§ Data to process:
"""

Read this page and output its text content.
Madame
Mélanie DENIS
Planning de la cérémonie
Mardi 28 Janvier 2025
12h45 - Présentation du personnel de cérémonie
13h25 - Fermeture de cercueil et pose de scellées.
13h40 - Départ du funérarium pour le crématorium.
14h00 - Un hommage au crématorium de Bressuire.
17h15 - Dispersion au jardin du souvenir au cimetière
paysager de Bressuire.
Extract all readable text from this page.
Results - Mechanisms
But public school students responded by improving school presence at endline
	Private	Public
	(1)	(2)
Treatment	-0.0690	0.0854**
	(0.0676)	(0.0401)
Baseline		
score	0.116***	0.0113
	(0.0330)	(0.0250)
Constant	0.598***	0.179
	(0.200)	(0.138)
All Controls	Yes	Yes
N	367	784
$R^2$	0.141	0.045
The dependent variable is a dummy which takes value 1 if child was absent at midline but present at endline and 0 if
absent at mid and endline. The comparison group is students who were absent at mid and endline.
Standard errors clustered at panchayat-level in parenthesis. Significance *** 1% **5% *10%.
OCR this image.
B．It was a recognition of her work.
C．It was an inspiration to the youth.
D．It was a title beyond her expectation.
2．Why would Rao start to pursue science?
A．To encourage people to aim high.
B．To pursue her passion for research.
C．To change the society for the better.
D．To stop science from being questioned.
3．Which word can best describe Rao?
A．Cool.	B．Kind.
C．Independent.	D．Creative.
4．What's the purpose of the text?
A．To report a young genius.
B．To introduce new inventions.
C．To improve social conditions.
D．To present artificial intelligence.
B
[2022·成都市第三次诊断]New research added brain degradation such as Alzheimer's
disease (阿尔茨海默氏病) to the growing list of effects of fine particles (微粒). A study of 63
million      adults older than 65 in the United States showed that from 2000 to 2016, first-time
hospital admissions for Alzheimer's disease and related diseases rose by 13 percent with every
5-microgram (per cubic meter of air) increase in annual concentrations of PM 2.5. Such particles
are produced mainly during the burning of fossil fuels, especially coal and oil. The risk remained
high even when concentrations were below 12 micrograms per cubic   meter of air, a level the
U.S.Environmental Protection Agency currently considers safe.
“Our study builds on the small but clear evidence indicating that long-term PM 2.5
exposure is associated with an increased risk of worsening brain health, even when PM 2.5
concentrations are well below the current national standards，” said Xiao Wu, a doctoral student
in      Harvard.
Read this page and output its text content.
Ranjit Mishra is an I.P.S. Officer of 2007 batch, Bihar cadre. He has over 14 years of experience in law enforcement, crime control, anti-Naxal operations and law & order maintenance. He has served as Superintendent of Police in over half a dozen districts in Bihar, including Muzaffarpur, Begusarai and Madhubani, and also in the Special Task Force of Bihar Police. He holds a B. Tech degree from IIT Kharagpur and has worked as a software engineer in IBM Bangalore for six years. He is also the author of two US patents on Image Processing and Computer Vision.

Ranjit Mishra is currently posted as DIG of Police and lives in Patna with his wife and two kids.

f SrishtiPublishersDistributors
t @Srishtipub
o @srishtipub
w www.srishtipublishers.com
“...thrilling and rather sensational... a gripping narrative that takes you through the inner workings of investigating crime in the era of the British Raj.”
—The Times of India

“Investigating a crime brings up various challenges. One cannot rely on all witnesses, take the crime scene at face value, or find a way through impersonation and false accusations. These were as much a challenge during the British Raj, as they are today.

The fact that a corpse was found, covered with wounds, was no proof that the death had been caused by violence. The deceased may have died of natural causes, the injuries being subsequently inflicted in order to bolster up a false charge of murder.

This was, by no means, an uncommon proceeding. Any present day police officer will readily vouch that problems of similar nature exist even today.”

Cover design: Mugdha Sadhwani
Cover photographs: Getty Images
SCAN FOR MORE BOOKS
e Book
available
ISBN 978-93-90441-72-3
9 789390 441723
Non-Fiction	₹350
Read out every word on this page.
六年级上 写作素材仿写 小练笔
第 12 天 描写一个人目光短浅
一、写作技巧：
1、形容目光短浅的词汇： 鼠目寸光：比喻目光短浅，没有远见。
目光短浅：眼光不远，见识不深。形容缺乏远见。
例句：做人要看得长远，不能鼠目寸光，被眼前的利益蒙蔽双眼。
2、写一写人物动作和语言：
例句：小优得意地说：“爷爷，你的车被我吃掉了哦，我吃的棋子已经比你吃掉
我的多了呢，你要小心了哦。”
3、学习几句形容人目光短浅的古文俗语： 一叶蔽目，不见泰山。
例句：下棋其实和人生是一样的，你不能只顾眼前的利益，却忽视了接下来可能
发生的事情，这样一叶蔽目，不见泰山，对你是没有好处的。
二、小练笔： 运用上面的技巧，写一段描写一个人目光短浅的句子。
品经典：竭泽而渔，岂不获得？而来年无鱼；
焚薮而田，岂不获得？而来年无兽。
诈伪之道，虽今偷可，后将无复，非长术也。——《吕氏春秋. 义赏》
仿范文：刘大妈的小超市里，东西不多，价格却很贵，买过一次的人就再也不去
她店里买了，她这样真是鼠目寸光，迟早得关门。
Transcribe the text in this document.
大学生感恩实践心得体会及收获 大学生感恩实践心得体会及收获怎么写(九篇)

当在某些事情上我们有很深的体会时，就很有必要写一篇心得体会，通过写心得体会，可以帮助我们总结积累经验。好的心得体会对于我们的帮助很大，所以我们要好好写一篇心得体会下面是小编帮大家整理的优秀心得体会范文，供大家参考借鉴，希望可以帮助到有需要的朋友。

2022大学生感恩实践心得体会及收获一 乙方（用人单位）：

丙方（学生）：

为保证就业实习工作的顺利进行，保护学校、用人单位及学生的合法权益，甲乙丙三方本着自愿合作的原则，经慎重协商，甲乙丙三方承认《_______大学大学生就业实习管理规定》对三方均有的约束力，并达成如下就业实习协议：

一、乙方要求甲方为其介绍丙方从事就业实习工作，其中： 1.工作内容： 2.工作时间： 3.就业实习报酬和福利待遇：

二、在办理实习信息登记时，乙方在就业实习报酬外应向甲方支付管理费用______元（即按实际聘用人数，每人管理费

"""

§ Set task: Please output every record, keeping each line exact.

§ Problem solution:
Read this page and output its text content.
Madame
Mélanie DENIS
Planning de la cérémonie
Mardi 28 Janvier 2025
12h45 - Présentation du personnel de cérémonie
13h25 - Fermeture de cercueil et pose de scellées.
13h40 - Départ du funérarium pour le crématorium.
14h00 - Un hommage au crématorium de Bressuire.
17h15 - Dispersion au jardin du souvenir au cimetière
paysager de Bressuire.
Extract all readable text from this page.
Results - Mechanisms
But public school students responded by improving school presence at endline
	Private	Public
	(1)	(2)
Treatment	-0.0690	0.0854**
	(0.0676)	(0.0401)
Baseline		
score	0.116***	0.0113
	(0.0330)	(0.0250)
Constant	0.598***	0.179
	(0.200)	(0.138)
All Controls	Yes	Yes
N	367	784
$R^2$	0.141	0.045
The dependent variable is a dummy which takes value 1 if child was absent at midline but present at endline and 0 if
absent at mid and endline. The comparison group is students who were absent at mid and endline.
Standard errors clustered at panchayat-level in parenthesis. Significance *** 1% **5% *10%.
OCR this image.
B．It was a recognition of her work.
C．It was an inspiration to the youth.
D．It was a title beyond her expectation.
2．Why would Rao start to pursue science?
A．To encourage people to aim high.
B．To pursue her passion for research.
C．To change the society for the better.
D．To stop science from being questioned.
3．Which word can best describe Rao?
A．Cool.	B．Kind.
C．Independent.	D．Creative.
4．What's the purpose of the text?
A．To report a young genius.
B．To introduce new inventions.
C．To improve social conditions.
D．To present artificial intelligence.
B
[2022·成都市第三次诊断]New research added brain degradation such as Alzheimer's
disease (阿尔茨海默氏病) to the growing list of effects of fine particles (微粒). A study of 63
million      adults older than 65 in the United States showed that from 2000 to 2016, first-time
hospital admissions for Alzheimer's disease and related diseases rose by 13 percent with every
5-microgram (per cubic meter of air) increase in annual concentrations of PM 2.5. Such particles
are produced mainly during the burning of fossil fuels, especially coal and oil. The risk remained
high even when concentrations were below 12 micrograms per cubic   meter of air, a level the
U.S.Environmental Protection Agency currently considers safe.
“Our study builds on the small but clear evidence indicating that long-term PM 2.5
exposure is associated with an increased risk of worsening brain health, even when PM 2.5
concentrations are well below the current national standards，” said Xiao Wu, a doctoral student
in      Harvard.
Read this page and output its text content.
Ranjit Mishra is an I.P.S. Officer of 2007 batch, Bihar cadre. He has over 14 years of experience in law enforcement, crime control, anti-Naxal operations and law & order maintenance. He has served as Superintendent of Police in over half a dozen districts in Bihar, including Muzaffarpur, Begusarai and Madhubani, and also in the Special Task Force of Bihar Police. He holds a B. Tech degree from IIT Kharagpur and has worked as a software engineer in IBM Bangalore for six years. He is also the author of two US patents on Image Processing and Computer Vision.

Ranjit Mishra is currently posted as DIG of Police and lives in Patna with his wife and two kids.

f SrishtiPublishersDistributors
t @Srishtipub
o @srishtipub
w www.srishtipublishers.com
“...thrilling and rather sensational... a gripping narrative that takes you through the inner workings of investigating crime in the era of the British Raj.”
—The Times of India

“Investigating a crime brings up various challenges. One cannot rely on all witnesses, take the crime scene at face value, or find a way through impersonation and false accusations. These were as much a challenge during the British Raj, as they are today.

The fact that a corpse was found, covered with wounds, was no proof that the death had been caused by violence. The deceased may have died of natural causes, the injuries being subsequently inflicted in order to bolster up a false charge of murder.

This was, by no means, an uncommon proceeding. Any present day police officer will readily vouch that problems of similar nature exist even today.”

Cover design: Mugdha Sadhwani
Cover photographs: Getty Images
SCAN FOR MORE BOOKS
e Book
available
ISBN 978-93-90441-72-3
9 789390 441723
Non-Fiction	₹350
Read out every word on this page.
六年级上 写作素材仿写 小练笔
第 12 天 描写一个人目光短浅
一、写作技巧：
1、形容目光短浅的词汇： 鼠目寸光：比喻目光短浅，没有远见。
目光短浅：眼光不远，见识不深。形容缺乏远见。
例句：做人要看得长远，不能鼠目寸光，被眼前的利益蒙蔽双眼。
2、写一写人物动作和语言：
例句：小优得意地说：“爷爷，你的车被我吃掉了哦，我吃的棋子已经比你吃掉
我的多了呢，你要小心了哦。”
3、学习几句形容人目光短浅的古文俗语： 一叶蔽目，不见泰山。
例句：下棋其实和人生是一样的，你不能只顾眼前的利益，却忽视了接下来可能
发生的事情，这样一叶蔽目，不见泰山，对你是没有好处的。
二、小练笔： 运用上面的技巧，写一段描写一个人目光短浅的句子。
品经典：竭泽而渔，岂不获得？而来年无鱼；
焚薮而田，岂不获得？而来年无兽。
诈伪之道，虽今偷可，后将无复，非长术也。——《吕氏春秋. 义赏》
仿范文：刘大妈的小超市里，东西不多，价格却很贵，买过一次的人就再也不去
她店里买了，她这样真是鼠目寸光，迟早得关门。
Transcribe the text in this document.
大学生感恩实践心得体会及收获 大学生感恩实践心得体会及收获怎么写(九篇)

当在某些事情上我们有很深的体会时，就很有必要写一篇心得体会，通过写心得体会，可以帮助我们总结积累经验。好的心得体会对于我们的帮助很大，所以我们要好好写一篇心得体会下面是小编帮大家整理的优秀心得体会范文，供大家参考借鉴，希望可以帮助到有需要的朋友。

2022大学生感恩实践心得体会及收获一 乙方（用人单位）：

丙方（学生）：

为保证就业实习工作的顺利进行，保护学校、用人单位及学生的合法权益，甲乙丙三方本着自愿合作的原则，经慎重协商，甲乙丙三方承认《_______大学大学生就业实习管理规定》对三方均有的约束力，并达成如下就业实习协议：

一、乙方要求甲方为其介绍丙方从事就业实习工作，其中： 1.工作内容： 2.工作时间： 3.就业实习报酬和福利待遇：

二、在办理实习信息登记时，乙方在就业实习报酬外应向甲方支付管理费用______元（即按实际聘用人数，每人管理费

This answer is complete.